— Your objective —
Leave out the pictures and reproduce all of the data exactly.

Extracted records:
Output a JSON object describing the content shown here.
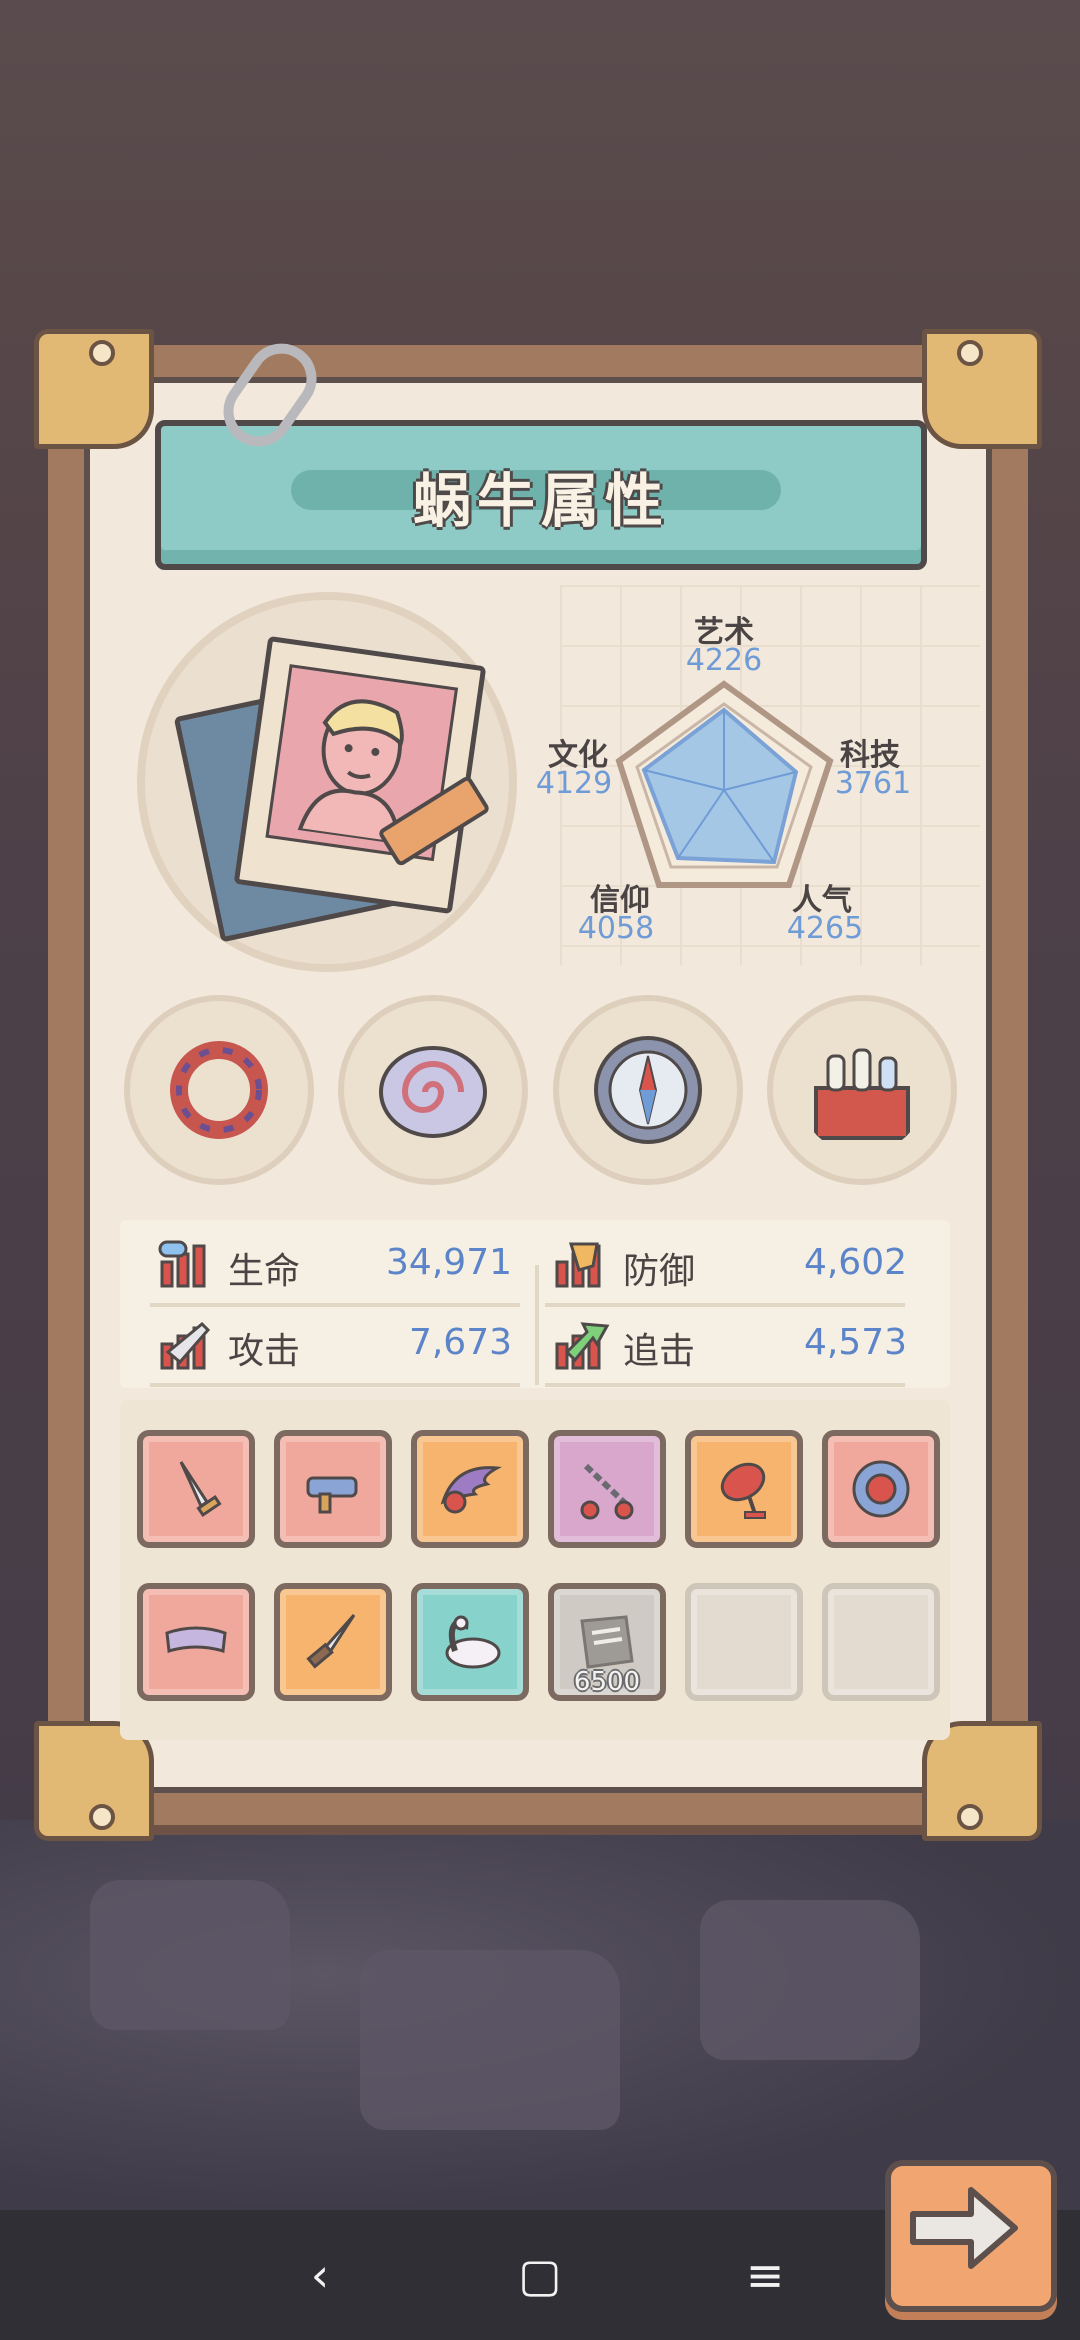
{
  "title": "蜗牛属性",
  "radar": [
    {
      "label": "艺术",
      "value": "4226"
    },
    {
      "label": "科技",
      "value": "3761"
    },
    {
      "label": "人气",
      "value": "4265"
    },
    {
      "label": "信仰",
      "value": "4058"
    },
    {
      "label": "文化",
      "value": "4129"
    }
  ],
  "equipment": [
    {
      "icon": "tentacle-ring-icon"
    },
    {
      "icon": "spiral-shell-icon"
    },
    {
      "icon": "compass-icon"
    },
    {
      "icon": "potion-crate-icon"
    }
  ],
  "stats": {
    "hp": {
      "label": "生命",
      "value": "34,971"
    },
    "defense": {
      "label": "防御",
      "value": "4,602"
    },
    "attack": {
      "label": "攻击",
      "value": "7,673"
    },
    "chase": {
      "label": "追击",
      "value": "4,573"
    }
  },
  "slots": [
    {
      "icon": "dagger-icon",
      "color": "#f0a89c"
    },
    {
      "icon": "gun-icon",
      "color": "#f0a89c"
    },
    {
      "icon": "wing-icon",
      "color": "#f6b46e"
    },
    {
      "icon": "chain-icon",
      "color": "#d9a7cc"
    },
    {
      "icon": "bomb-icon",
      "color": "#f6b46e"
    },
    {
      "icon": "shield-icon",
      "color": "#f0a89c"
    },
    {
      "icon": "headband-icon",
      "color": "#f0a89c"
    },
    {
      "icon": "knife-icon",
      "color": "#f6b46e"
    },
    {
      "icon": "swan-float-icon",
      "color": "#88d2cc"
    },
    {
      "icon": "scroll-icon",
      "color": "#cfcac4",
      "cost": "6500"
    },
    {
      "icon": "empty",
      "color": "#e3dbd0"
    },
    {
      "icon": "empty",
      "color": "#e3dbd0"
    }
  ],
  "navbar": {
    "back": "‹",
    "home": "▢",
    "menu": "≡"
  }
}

— Result of this task —
Output a JSON object describing the content shown here.
{
  "title": "蜗牛属性",
  "radar": [
    {
      "label": "艺术",
      "value": "4226"
    },
    {
      "label": "科技",
      "value": "3761"
    },
    {
      "label": "人气",
      "value": "4265"
    },
    {
      "label": "信仰",
      "value": "4058"
    },
    {
      "label": "文化",
      "value": "4129"
    }
  ],
  "equipment": [
    {
      "icon": "tentacle-ring-icon"
    },
    {
      "icon": "spiral-shell-icon"
    },
    {
      "icon": "compass-icon"
    },
    {
      "icon": "potion-crate-icon"
    }
  ],
  "stats": {
    "hp": {
      "label": "生命",
      "value": "34,971"
    },
    "defense": {
      "label": "防御",
      "value": "4,602"
    },
    "attack": {
      "label": "攻击",
      "value": "7,673"
    },
    "chase": {
      "label": "追击",
      "value": "4,573"
    }
  },
  "slots": [
    {
      "icon": "dagger-icon",
      "color": "#f0a89c"
    },
    {
      "icon": "gun-icon",
      "color": "#f0a89c"
    },
    {
      "icon": "wing-icon",
      "color": "#f6b46e"
    },
    {
      "icon": "chain-icon",
      "color": "#d9a7cc"
    },
    {
      "icon": "bomb-icon",
      "color": "#f6b46e"
    },
    {
      "icon": "shield-icon",
      "color": "#f0a89c"
    },
    {
      "icon": "headband-icon",
      "color": "#f0a89c"
    },
    {
      "icon": "knife-icon",
      "color": "#f6b46e"
    },
    {
      "icon": "swan-float-icon",
      "color": "#88d2cc"
    },
    {
      "icon": "scroll-icon",
      "color": "#cfcac4",
      "cost": "6500"
    },
    {
      "icon": "empty",
      "color": "#e3dbd0"
    },
    {
      "icon": "empty",
      "color": "#e3dbd0"
    }
  ],
  "navbar": {
    "back": "‹",
    "home": "▢",
    "menu": "≡"
  }
}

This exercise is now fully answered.